**Your task**
Please show all lines of the records that include "RAUL".

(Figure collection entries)
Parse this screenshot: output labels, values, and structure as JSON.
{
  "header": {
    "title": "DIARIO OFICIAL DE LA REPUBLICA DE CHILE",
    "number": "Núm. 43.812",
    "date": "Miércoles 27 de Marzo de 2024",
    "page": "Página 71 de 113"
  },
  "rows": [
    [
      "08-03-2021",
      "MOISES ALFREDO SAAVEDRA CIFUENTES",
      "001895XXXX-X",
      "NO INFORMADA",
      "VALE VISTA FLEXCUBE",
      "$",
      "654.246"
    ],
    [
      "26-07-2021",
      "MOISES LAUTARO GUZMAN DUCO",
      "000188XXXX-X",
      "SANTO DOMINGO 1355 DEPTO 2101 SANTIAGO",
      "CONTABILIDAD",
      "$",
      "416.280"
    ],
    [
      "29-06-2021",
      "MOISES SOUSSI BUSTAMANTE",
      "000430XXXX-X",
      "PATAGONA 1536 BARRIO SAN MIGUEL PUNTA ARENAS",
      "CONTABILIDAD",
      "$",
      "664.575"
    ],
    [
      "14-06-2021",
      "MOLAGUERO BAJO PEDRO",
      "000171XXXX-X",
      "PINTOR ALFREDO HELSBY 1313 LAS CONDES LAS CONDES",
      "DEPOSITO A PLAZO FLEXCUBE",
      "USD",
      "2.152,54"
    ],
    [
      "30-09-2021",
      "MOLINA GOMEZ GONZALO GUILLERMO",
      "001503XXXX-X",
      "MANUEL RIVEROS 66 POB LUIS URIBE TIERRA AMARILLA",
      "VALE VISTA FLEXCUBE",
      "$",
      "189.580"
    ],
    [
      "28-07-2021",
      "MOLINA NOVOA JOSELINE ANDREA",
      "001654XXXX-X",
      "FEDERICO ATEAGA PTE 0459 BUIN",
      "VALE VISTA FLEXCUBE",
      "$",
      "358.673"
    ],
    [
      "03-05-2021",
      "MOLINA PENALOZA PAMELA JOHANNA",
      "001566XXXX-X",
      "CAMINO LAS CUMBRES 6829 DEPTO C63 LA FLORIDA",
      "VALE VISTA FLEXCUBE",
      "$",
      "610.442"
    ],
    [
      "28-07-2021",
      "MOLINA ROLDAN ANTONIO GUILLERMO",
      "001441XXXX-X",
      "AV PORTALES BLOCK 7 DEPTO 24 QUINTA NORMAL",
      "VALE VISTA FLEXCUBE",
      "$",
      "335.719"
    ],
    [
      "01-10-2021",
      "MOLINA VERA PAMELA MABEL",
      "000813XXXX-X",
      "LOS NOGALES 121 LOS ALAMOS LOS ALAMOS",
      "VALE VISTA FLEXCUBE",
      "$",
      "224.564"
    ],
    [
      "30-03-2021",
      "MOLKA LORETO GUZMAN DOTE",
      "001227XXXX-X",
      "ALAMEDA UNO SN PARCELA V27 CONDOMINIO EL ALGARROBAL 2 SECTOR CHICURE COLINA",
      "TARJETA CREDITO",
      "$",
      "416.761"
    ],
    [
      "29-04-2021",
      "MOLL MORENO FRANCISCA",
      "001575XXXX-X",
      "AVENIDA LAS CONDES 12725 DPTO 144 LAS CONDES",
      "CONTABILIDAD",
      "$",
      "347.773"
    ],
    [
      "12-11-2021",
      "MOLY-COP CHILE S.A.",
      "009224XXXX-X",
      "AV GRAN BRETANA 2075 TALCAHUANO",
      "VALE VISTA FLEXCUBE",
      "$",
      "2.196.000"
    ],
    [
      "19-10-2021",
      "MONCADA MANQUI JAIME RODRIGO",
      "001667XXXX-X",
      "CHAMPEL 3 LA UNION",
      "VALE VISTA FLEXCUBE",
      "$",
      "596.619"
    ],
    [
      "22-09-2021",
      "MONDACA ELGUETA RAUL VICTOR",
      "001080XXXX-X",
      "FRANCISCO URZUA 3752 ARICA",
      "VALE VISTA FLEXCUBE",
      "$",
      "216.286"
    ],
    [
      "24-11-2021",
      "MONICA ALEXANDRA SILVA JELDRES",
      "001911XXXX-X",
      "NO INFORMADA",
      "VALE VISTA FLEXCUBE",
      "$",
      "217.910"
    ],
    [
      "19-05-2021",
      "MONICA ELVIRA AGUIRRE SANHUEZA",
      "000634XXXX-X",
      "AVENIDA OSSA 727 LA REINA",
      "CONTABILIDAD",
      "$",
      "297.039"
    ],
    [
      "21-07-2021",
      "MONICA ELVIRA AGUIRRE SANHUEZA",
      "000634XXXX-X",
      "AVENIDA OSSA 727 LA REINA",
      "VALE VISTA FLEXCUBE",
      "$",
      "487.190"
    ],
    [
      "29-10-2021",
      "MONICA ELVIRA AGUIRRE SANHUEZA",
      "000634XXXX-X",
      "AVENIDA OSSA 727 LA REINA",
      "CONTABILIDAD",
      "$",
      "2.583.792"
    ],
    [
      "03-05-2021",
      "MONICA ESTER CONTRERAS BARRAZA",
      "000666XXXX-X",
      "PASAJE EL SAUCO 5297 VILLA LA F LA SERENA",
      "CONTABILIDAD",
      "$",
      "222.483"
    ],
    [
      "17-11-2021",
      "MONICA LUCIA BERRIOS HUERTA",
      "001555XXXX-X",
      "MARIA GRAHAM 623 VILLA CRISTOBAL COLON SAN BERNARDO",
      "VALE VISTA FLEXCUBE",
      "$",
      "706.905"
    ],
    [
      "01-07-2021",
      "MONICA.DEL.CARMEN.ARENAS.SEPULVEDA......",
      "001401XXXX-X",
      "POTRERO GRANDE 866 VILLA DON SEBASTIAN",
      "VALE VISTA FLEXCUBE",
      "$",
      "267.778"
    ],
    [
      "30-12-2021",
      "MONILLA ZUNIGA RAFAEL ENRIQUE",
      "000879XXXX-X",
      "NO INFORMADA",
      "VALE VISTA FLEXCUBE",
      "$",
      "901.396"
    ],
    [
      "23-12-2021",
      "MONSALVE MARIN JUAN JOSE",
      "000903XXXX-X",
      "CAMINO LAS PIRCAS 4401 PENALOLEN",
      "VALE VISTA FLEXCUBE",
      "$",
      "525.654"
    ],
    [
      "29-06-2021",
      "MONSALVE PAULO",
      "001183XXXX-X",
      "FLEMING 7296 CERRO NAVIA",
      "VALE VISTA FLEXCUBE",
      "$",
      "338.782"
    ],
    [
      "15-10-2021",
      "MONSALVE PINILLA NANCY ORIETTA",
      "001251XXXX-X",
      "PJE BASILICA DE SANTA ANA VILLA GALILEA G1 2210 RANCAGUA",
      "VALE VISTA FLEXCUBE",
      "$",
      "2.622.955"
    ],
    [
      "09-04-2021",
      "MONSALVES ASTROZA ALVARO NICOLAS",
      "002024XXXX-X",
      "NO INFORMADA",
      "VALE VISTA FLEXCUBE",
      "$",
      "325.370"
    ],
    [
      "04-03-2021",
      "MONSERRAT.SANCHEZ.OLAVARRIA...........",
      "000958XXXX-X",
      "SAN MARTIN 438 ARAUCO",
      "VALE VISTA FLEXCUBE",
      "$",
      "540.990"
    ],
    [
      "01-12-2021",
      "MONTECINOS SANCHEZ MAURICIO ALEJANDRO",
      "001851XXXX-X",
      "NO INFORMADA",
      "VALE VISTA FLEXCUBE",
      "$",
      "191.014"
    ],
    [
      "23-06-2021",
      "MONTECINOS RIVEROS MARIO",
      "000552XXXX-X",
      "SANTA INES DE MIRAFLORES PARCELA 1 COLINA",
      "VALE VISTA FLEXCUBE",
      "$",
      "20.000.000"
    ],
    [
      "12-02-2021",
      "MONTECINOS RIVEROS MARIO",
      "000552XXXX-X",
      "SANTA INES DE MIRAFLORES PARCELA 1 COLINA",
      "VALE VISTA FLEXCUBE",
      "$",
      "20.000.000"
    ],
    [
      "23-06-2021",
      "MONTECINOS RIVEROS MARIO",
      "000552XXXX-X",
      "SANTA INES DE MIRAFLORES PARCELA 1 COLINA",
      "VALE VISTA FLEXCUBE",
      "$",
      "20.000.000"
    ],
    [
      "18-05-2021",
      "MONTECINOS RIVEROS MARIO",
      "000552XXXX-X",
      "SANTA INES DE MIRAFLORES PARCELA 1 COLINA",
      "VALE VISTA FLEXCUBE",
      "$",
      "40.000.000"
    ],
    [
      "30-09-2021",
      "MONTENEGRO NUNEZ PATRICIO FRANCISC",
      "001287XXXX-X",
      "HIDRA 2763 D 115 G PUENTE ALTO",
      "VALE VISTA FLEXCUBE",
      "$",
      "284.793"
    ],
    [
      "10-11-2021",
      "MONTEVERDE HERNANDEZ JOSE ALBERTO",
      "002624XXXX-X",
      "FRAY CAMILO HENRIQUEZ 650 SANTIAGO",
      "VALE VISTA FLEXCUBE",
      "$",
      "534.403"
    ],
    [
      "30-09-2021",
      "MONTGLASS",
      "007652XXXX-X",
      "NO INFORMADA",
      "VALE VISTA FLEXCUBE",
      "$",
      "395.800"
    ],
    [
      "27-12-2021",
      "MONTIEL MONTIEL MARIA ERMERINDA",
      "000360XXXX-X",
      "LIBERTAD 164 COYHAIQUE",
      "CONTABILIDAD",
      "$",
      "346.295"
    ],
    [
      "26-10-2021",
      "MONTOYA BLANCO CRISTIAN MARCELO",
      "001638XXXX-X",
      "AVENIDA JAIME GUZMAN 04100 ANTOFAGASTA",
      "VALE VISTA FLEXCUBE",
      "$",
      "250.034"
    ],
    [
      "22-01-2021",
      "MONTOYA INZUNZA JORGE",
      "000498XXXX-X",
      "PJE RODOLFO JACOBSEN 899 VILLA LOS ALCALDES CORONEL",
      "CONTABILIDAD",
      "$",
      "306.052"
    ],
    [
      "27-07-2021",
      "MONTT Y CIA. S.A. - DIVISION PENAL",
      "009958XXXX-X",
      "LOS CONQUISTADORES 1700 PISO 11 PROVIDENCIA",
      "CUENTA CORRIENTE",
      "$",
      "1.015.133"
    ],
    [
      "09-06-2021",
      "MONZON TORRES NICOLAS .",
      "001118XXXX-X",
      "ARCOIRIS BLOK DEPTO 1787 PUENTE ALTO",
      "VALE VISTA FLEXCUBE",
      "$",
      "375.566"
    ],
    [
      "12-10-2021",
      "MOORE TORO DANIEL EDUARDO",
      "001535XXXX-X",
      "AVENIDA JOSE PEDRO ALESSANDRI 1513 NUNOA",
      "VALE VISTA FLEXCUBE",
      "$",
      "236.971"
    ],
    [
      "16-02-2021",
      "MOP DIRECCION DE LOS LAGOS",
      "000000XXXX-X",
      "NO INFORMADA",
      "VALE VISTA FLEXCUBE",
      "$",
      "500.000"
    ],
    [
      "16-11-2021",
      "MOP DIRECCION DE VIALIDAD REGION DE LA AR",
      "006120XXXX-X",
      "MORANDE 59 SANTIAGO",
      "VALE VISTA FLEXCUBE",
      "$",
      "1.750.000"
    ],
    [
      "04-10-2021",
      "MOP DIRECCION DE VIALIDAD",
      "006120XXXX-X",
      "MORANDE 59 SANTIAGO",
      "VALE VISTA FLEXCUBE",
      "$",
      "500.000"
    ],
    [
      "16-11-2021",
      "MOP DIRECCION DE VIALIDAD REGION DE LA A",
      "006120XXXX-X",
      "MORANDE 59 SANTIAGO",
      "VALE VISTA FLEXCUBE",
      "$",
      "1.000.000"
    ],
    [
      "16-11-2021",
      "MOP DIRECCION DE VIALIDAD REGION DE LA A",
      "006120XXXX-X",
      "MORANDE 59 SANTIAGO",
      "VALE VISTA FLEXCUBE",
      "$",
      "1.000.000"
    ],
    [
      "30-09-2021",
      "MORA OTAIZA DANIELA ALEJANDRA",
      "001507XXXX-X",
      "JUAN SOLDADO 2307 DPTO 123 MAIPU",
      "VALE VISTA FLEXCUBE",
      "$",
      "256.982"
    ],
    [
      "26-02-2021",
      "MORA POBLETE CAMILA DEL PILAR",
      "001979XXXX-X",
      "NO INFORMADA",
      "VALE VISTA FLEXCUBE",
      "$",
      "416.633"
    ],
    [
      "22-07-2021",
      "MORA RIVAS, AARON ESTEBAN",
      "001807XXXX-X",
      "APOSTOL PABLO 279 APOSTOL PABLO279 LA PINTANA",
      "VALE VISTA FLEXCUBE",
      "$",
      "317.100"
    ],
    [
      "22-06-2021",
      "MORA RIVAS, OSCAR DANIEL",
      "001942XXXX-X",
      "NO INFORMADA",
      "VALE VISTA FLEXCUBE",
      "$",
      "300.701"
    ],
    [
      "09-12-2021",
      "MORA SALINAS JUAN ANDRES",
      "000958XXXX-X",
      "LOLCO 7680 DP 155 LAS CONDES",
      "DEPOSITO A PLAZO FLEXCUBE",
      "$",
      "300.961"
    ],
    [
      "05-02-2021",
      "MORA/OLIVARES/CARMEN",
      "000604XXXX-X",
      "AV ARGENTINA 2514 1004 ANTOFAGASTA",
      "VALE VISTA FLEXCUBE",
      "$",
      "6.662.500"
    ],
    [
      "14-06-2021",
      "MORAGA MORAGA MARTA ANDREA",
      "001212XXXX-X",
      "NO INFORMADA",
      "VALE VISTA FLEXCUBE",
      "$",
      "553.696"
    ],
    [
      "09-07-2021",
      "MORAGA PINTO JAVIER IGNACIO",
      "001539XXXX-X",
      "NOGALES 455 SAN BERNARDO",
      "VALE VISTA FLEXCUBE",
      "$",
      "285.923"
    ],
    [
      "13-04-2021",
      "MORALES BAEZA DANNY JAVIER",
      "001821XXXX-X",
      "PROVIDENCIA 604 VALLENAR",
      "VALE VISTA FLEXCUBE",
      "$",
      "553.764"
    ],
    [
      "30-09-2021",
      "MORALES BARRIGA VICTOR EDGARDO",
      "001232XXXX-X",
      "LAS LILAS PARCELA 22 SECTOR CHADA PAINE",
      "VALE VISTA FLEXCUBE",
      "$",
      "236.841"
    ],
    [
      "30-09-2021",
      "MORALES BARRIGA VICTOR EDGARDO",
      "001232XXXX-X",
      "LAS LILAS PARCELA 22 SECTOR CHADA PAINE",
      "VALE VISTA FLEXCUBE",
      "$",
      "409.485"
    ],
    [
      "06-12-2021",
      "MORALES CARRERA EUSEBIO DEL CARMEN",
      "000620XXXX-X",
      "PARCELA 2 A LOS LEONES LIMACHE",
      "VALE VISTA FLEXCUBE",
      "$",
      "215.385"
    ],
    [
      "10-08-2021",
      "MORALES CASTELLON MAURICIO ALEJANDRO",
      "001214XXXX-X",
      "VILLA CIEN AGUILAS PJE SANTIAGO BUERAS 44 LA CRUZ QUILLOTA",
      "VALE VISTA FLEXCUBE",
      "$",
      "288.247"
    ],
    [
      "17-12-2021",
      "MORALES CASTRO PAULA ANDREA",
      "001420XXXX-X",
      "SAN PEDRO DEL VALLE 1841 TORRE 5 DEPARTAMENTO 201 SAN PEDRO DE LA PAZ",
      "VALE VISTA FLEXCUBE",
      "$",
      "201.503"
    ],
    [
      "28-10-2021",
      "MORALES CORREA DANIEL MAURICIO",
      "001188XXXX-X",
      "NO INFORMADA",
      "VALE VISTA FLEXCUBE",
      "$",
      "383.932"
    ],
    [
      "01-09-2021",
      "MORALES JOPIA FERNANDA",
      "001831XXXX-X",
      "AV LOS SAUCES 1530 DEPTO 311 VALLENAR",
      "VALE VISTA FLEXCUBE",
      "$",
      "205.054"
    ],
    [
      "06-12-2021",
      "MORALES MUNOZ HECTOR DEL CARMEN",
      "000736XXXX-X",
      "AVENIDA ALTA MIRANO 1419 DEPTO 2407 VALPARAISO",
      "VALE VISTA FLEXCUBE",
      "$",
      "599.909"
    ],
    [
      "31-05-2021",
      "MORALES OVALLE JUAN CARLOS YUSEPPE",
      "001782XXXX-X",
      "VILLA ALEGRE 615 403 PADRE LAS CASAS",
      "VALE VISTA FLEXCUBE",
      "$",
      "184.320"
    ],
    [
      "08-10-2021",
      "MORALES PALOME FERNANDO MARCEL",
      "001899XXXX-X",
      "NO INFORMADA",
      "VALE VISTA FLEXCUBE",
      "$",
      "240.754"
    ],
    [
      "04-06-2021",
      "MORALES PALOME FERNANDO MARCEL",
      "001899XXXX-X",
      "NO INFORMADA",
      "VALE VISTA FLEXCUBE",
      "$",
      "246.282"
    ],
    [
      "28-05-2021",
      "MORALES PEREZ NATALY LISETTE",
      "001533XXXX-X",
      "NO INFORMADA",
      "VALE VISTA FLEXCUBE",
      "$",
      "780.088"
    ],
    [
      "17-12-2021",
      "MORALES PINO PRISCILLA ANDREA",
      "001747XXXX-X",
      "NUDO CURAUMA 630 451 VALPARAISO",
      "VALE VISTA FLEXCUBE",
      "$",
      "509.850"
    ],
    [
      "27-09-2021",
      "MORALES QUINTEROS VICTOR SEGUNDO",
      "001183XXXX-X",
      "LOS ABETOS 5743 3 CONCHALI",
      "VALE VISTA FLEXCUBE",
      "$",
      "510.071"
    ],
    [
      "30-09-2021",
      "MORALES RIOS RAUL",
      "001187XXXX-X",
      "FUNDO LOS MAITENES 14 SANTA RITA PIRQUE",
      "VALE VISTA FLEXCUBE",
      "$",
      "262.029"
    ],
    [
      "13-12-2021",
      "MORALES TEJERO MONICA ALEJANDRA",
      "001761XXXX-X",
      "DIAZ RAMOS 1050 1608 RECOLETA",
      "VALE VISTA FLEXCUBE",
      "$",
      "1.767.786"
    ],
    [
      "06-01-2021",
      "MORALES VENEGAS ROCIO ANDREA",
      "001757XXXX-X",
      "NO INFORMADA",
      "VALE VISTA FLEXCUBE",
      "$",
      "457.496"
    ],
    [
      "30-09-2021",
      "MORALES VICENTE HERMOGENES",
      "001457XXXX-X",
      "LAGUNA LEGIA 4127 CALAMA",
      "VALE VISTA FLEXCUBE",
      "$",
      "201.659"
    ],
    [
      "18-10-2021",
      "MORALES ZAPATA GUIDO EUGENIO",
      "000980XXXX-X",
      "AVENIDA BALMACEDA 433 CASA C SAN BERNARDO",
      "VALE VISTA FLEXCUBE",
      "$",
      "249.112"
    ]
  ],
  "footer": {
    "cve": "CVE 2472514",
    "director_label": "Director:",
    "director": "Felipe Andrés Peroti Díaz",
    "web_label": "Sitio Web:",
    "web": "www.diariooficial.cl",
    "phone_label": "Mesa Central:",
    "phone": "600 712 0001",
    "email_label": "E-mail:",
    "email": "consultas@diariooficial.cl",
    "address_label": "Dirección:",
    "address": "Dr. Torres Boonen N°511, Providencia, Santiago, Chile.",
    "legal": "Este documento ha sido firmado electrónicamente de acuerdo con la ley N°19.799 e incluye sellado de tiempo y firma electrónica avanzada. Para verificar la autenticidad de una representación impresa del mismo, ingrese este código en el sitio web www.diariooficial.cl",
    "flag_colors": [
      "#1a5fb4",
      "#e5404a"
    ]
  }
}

**Result of this exercise**
      "MONDACA ELGUETA RAUL VICTOR",
      "MORALES RIOS RAUL",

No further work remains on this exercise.